Problem details: Omit the images, then output each of the records below exactly.

/---

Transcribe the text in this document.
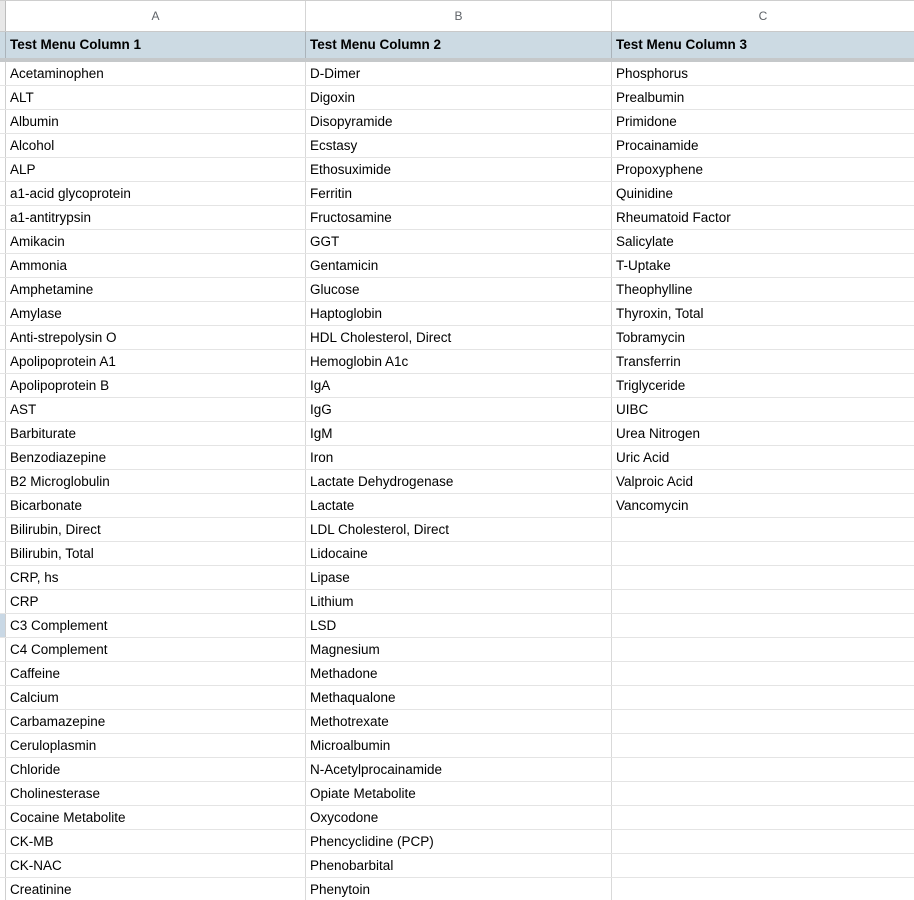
A	B	C
Test Menu Column 1	Test Menu Column 2	Test Menu Column 3
Acetaminophen	D-Dimer	Phosphorus
ALT	Digoxin	Prealbumin
Albumin	Disopyramide	Primidone
Alcohol	Ecstasy	Procainamide
ALP	Ethosuximide	Propoxyphene
a1-acid glycoprotein	Ferritin	Quinidine
a1-antitrypsin	Fructosamine	Rheumatoid Factor
Amikacin	GGT	Salicylate
Ammonia	Gentamicin	T-Uptake
Amphetamine	Glucose	Theophylline
Amylase	Haptoglobin	Thyroxin, Total
Anti-strepolysin O	HDL Cholesterol, Direct	Tobramycin
Apolipoprotein A1	Hemoglobin A1c	Transferrin
Apolipoprotein B	IgA	Triglyceride
AST	IgG	UIBC
Barbiturate	IgM	Urea Nitrogen
Benzodiazepine	Iron	Uric Acid
B2 Microglobulin	Lactate Dehydrogenase	Valproic Acid
Bicarbonate	Lactate	Vancomycin
Bilirubin, Direct	LDL Cholesterol, Direct
Bilirubin, Total	Lidocaine
CRP, hs	Lipase
CRP	Lithium
C3 Complement	LSD
C4 Complement	Magnesium
Caffeine	Methadone
Calcium	Methaqualone
Carbamazepine	Methotrexate
Ceruloplasmin	Microalbumin
Chloride	N-Acetylprocainamide
Cholinesterase	Opiate Metabolite
Cocaine Metabolite	Oxycodone
CK-MB	Phencyclidine (PCP)
CK-NAC	Phenobarbital
Creatinine	Phenytoin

\---

Exercise result:
Transcribe the text in this document.
A	B	C
Test Menu Column 1	Test Menu Column 2	Test Menu Column 3
Acetaminophen	D-Dimer	Phosphorus
ALT	Digoxin	Prealbumin
Albumin	Disopyramide	Primidone
Alcohol	Ecstasy	Procainamide
ALP	Ethosuximide	Propoxyphene
a1-acid glycoprotein	Ferritin	Quinidine
a1-antitrypsin	Fructosamine	Rheumatoid Factor
Amikacin	GGT	Salicylate
Ammonia	Gentamicin	T-Uptake
Amphetamine	Glucose	Theophylline
Amylase	Haptoglobin	Thyroxin, Total
Anti-strepolysin O	HDL Cholesterol, Direct	Tobramycin
Apolipoprotein A1	Hemoglobin A1c	Transferrin
Apolipoprotein B	IgA	Triglyceride
AST	IgG	UIBC
Barbiturate	IgM	Urea Nitrogen
Benzodiazepine	Iron	Uric Acid
B2 Microglobulin	Lactate Dehydrogenase	Valproic Acid
Bicarbonate	Lactate	Vancomycin
Bilirubin, Direct	LDL Cholesterol, Direct
Bilirubin, Total	Lidocaine
CRP, hs	Lipase
CRP	Lithium
C3 Complement	LSD
C4 Complement	Magnesium
Caffeine	Methadone
Calcium	Methaqualone
Carbamazepine	Methotrexate
Ceruloplasmin	Microalbumin
Chloride	N-Acetylprocainamide
Cholinesterase	Opiate Metabolite
Cocaine Metabolite	Oxycodone
CK-MB	Phencyclidine (PCP)
CK-NAC	Phenobarbital
Creatinine	Phenytoin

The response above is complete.